*** Data shown

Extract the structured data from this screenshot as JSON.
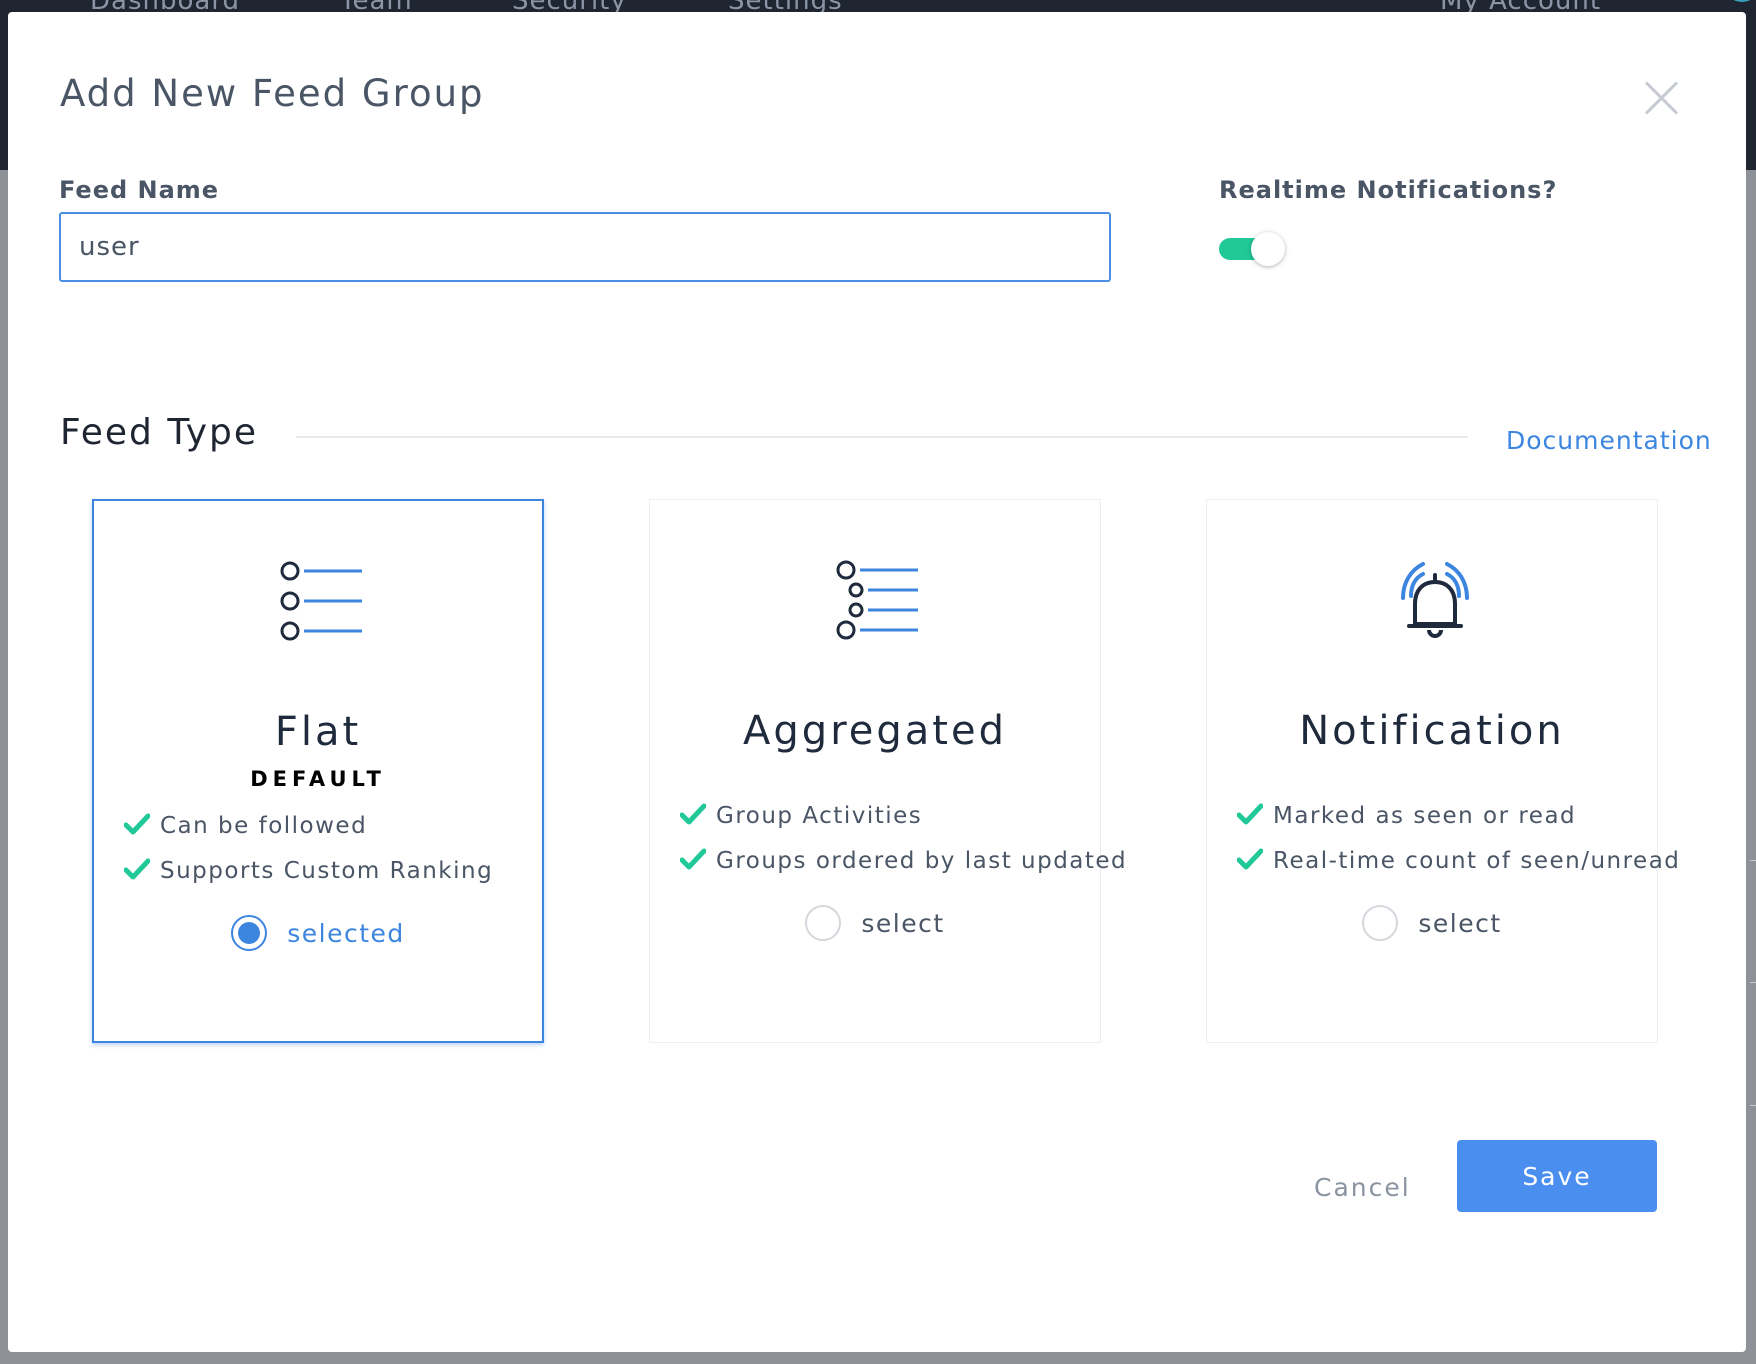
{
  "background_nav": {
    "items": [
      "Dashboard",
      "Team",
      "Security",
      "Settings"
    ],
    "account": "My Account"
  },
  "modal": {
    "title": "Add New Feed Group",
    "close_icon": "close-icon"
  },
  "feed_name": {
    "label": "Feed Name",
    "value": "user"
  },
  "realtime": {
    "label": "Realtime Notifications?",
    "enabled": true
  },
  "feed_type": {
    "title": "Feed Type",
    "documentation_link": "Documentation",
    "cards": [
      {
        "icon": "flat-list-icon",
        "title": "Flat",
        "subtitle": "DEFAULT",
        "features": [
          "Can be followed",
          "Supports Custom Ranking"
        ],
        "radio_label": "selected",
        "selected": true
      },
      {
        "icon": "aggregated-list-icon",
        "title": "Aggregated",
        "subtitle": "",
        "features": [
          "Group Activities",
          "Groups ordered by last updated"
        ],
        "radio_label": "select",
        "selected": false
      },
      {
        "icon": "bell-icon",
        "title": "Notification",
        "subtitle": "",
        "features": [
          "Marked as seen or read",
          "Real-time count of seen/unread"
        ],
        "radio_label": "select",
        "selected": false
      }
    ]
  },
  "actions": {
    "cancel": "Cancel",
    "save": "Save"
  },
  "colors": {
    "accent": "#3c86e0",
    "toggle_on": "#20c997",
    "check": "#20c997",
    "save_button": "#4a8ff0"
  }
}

******

◆ **Work required**: Leaving the pictures aside, transcribe the entire listing exactly.

◆ **Result of the task**:
Extract the structured data from this screenshot as JSON.
{
  "background_nav": {
    "items": [
      "Dashboard",
      "Team",
      "Security",
      "Settings"
    ],
    "account": "My Account"
  },
  "modal": {
    "title": "Add New Feed Group",
    "close_icon": "close-icon"
  },
  "feed_name": {
    "label": "Feed Name",
    "value": "user"
  },
  "realtime": {
    "label": "Realtime Notifications?",
    "enabled": true
  },
  "feed_type": {
    "title": "Feed Type",
    "documentation_link": "Documentation",
    "cards": [
      {
        "icon": "flat-list-icon",
        "title": "Flat",
        "subtitle": "DEFAULT",
        "features": [
          "Can be followed",
          "Supports Custom Ranking"
        ],
        "radio_label": "selected",
        "selected": true
      },
      {
        "icon": "aggregated-list-icon",
        "title": "Aggregated",
        "subtitle": "",
        "features": [
          "Group Activities",
          "Groups ordered by last updated"
        ],
        "radio_label": "select",
        "selected": false
      },
      {
        "icon": "bell-icon",
        "title": "Notification",
        "subtitle": "",
        "features": [
          "Marked as seen or read",
          "Real-time count of seen/unread"
        ],
        "radio_label": "select",
        "selected": false
      }
    ]
  },
  "actions": {
    "cancel": "Cancel",
    "save": "Save"
  },
  "colors": {
    "accent": "#3c86e0",
    "toggle_on": "#20c997",
    "check": "#20c997",
    "save_button": "#4a8ff0"
  }
}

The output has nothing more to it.